Return all of the data exactly as written, without the pictures.
━━━ Data supplied
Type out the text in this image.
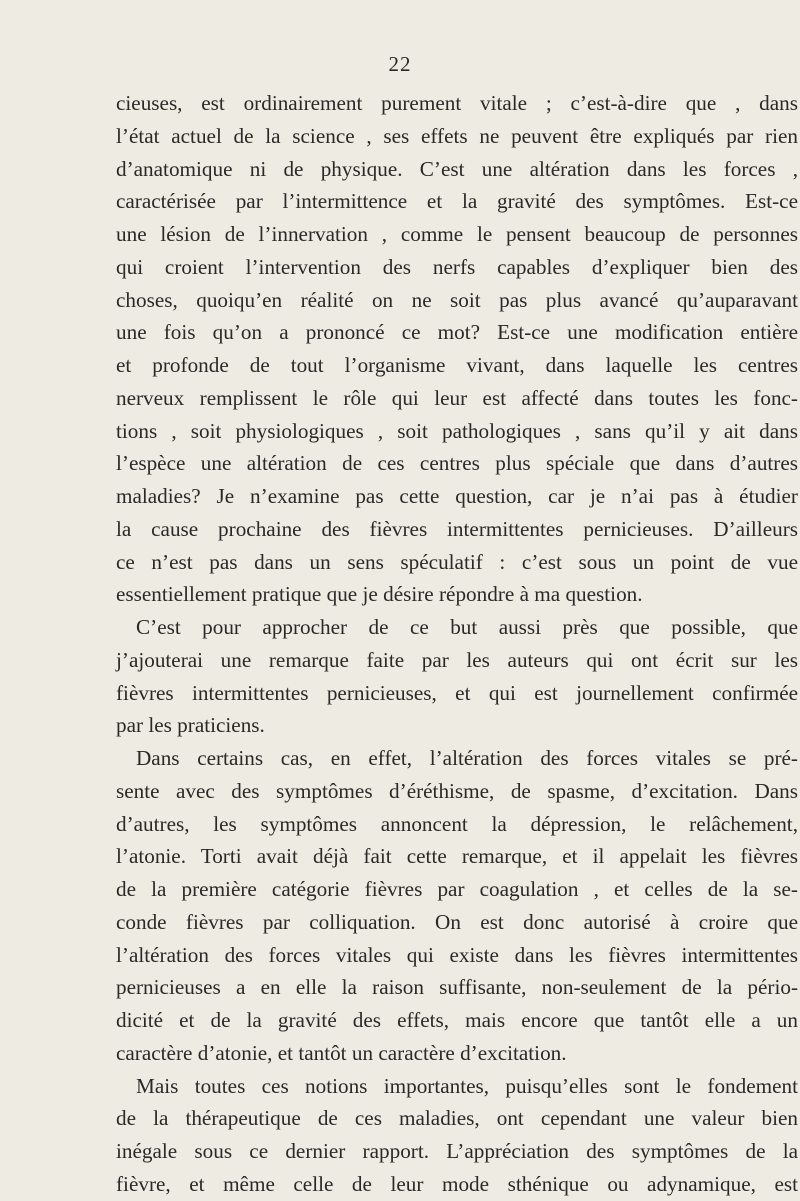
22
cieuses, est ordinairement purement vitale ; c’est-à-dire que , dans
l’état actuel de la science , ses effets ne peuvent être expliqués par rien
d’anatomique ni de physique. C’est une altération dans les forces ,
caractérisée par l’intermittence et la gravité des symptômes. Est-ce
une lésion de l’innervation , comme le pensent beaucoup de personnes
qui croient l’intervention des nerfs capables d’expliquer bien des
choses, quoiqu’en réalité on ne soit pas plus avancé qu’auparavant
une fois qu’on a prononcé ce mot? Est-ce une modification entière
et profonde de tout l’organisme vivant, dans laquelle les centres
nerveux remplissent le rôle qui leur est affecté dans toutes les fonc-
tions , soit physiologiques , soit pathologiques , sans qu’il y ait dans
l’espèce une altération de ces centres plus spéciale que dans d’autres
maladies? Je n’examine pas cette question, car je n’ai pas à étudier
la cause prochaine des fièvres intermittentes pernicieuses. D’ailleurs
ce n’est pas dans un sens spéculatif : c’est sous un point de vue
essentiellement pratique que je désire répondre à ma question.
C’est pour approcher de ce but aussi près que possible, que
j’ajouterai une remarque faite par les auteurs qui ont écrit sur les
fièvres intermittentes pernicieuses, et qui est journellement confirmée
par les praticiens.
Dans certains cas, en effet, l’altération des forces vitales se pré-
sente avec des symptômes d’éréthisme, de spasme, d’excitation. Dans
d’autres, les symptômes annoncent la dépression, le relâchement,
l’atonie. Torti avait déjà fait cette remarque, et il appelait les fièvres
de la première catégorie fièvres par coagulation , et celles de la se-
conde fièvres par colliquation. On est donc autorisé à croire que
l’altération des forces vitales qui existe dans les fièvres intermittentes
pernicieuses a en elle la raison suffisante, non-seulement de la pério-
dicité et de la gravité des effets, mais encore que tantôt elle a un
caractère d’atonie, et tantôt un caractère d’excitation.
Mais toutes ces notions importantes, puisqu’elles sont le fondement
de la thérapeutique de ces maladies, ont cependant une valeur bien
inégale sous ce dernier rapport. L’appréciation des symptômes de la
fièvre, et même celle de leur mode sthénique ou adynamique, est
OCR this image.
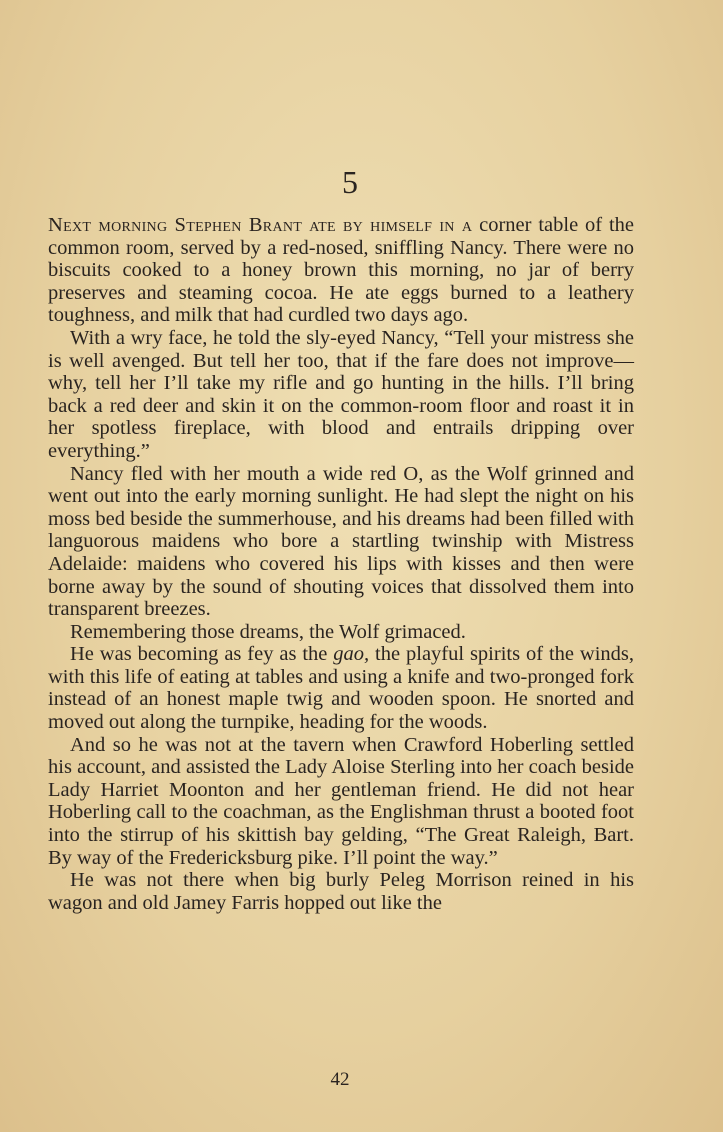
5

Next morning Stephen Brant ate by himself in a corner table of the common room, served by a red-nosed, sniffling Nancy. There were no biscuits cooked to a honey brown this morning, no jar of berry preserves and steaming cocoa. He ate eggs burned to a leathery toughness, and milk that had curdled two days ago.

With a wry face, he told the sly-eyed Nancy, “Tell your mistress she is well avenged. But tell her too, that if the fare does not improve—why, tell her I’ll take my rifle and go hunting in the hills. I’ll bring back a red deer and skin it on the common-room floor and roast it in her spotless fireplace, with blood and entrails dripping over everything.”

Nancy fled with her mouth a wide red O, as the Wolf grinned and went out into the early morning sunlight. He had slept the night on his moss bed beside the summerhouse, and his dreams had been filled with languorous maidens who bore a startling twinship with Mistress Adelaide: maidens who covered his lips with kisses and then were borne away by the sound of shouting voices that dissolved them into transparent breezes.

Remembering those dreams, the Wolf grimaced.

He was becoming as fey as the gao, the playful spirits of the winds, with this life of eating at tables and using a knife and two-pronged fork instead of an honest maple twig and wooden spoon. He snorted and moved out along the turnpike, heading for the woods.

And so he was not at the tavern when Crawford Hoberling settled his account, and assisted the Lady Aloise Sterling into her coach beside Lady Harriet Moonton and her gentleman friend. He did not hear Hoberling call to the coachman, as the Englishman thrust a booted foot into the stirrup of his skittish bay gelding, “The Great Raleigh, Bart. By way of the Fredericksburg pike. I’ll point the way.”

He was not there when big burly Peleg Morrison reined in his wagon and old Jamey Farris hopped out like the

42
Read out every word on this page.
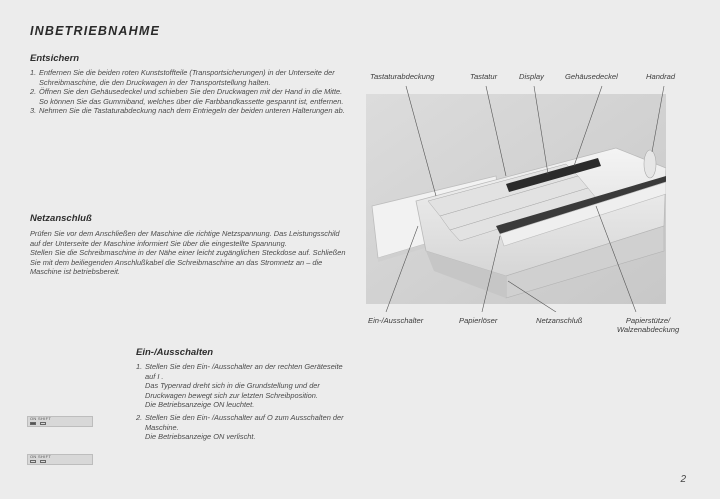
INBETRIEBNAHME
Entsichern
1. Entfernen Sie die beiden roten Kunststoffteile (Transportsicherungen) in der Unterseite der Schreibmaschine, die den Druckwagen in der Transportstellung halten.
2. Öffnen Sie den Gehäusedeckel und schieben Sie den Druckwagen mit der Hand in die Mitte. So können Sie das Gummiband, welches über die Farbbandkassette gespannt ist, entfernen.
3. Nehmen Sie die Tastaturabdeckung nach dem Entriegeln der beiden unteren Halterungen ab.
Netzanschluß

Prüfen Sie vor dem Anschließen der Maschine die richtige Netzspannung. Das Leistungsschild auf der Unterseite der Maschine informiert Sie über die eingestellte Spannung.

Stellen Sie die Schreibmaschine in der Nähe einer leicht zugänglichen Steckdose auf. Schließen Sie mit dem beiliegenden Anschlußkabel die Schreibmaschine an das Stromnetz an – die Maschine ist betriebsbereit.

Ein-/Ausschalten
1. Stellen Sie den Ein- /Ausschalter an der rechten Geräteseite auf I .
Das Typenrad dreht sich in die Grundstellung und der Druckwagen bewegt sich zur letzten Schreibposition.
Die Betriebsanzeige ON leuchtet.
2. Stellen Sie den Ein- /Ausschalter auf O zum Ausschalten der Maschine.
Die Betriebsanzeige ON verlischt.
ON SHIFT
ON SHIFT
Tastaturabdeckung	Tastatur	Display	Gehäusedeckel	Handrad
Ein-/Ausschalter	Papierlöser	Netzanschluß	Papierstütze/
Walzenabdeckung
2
━━━━━━
## Written solution
Type out the text in this image.
22
cieuses, est ordinairement purement vitale ; c’est-à-dire que , dans
l’état actuel de la science , ses effets ne peuvent être expliqués par rien
d’anatomique ni de physique. C’est une altération dans les forces ,
caractérisée par l’intermittence et la gravité des symptômes. Est-ce
une lésion de l’innervation , comme le pensent beaucoup de personnes
qui croient l’intervention des nerfs capables d’expliquer bien des
choses, quoiqu’en réalité on ne soit pas plus avancé qu’auparavant
une fois qu’on a prononcé ce mot? Est-ce une modification entière
et profonde de tout l’organisme vivant, dans laquelle les centres
nerveux remplissent le rôle qui leur est affecté dans toutes les fonc-
tions , soit physiologiques , soit pathologiques , sans qu’il y ait dans
l’espèce une altération de ces centres plus spéciale que dans d’autres
maladies? Je n’examine pas cette question, car je n’ai pas à étudier
la cause prochaine des fièvres intermittentes pernicieuses. D’ailleurs
ce n’est pas dans un sens spéculatif : c’est sous un point de vue
essentiellement pratique que je désire répondre à ma question.
C’est pour approcher de ce but aussi près que possible, que
j’ajouterai une remarque faite par les auteurs qui ont écrit sur les
fièvres intermittentes pernicieuses, et qui est journellement confirmée
par les praticiens.
Dans certains cas, en effet, l’altération des forces vitales se pré-
sente avec des symptômes d’éréthisme, de spasme, d’excitation. Dans
d’autres, les symptômes annoncent la dépression, le relâchement,
l’atonie. Torti avait déjà fait cette remarque, et il appelait les fièvres
de la première catégorie fièvres par coagulation , et celles de la se-
conde fièvres par colliquation. On est donc autorisé à croire que
l’altération des forces vitales qui existe dans les fièvres intermittentes
pernicieuses a en elle la raison suffisante, non-seulement de la pério-
dicité et de la gravité des effets, mais encore que tantôt elle a un
caractère d’atonie, et tantôt un caractère d’excitation.
Mais toutes ces notions importantes, puisqu’elles sont le fondement
de la thérapeutique de ces maladies, ont cependant une valeur bien
inégale sous ce dernier rapport. L’appréciation des symptômes de la
fièvre, et même celle de leur mode sthénique ou adynamique, est
OCR this image.
5

Next morning Stephen Brant ate by himself in a corner table of the common room, served by a red-nosed, sniffling Nancy. There were no biscuits cooked to a honey brown this morning, no jar of berry preserves and steaming cocoa. He ate eggs burned to a leathery toughness, and milk that had curdled two days ago.

With a wry face, he told the sly-eyed Nancy, “Tell your mistress she is well avenged. But tell her too, that if the fare does not improve—why, tell her I’ll take my rifle and go hunting in the hills. I’ll bring back a red deer and skin it on the common-room floor and roast it in her spotless fireplace, with blood and entrails dripping over everything.”

Nancy fled with her mouth a wide red O, as the Wolf grinned and went out into the early morning sunlight. He had slept the night on his moss bed beside the summerhouse, and his dreams had been filled with languorous maidens who bore a startling twinship with Mistress Adelaide: maidens who covered his lips with kisses and then were borne away by the sound of shouting voices that dissolved them into transparent breezes.

Remembering those dreams, the Wolf grimaced.

He was becoming as fey as the gao, the playful spirits of the winds, with this life of eating at tables and using a knife and two-pronged fork instead of an honest maple twig and wooden spoon. He snorted and moved out along the turnpike, heading for the woods.

And so he was not at the tavern when Crawford Hoberling settled his account, and assisted the Lady Aloise Sterling into her coach beside Lady Harriet Moonton and her gentleman friend. He did not hear Hoberling call to the coachman, as the Englishman thrust a booted foot into the stirrup of his skittish bay gelding, “The Great Raleigh, Bart. By way of the Fredericksburg pike. I’ll point the way.”

He was not there when big burly Peleg Morrison reined in his wagon and old Jamey Farris hopped out like the

42
Read out every word on this page.
INBETRIEBNAHME
Entsichern
1. Entfernen Sie die beiden roten Kunststoffteile (Transportsicherungen) in der Unterseite der Schreibmaschine, die den Druckwagen in der Transportstellung halten.
2. Öffnen Sie den Gehäusedeckel und schieben Sie den Druckwagen mit der Hand in die Mitte. So können Sie das Gummiband, welches über die Farbbandkassette gespannt ist, entfernen.
3. Nehmen Sie die Tastaturabdeckung nach dem Entriegeln der beiden unteren Halterungen ab.
Netzanschluß

Prüfen Sie vor dem Anschließen der Maschine die richtige Netzspannung. Das Leistungsschild auf der Unterseite der Maschine informiert Sie über die eingestellte Spannung.

Stellen Sie die Schreibmaschine in der Nähe einer leicht zugänglichen Steckdose auf. Schließen Sie mit dem beiliegenden Anschlußkabel die Schreibmaschine an das Stromnetz an – die Maschine ist betriebsbereit.

Ein-/Ausschalten
1. Stellen Sie den Ein- /Ausschalter an der rechten Geräteseite auf I .
Das Typenrad dreht sich in die Grundstellung und der Druckwagen bewegt sich zur letzten Schreibposition.
Die Betriebsanzeige ON leuchtet.
2. Stellen Sie den Ein- /Ausschalter auf O zum Ausschalten der Maschine.
Die Betriebsanzeige ON verlischt.
ON SHIFT
ON SHIFT
Tastaturabdeckung	Tastatur	Display	Gehäusedeckel	Handrad
Ein-/Ausschalter	Papierlöser	Netzanschluß	Papierstütze/
Walzenabdeckung
2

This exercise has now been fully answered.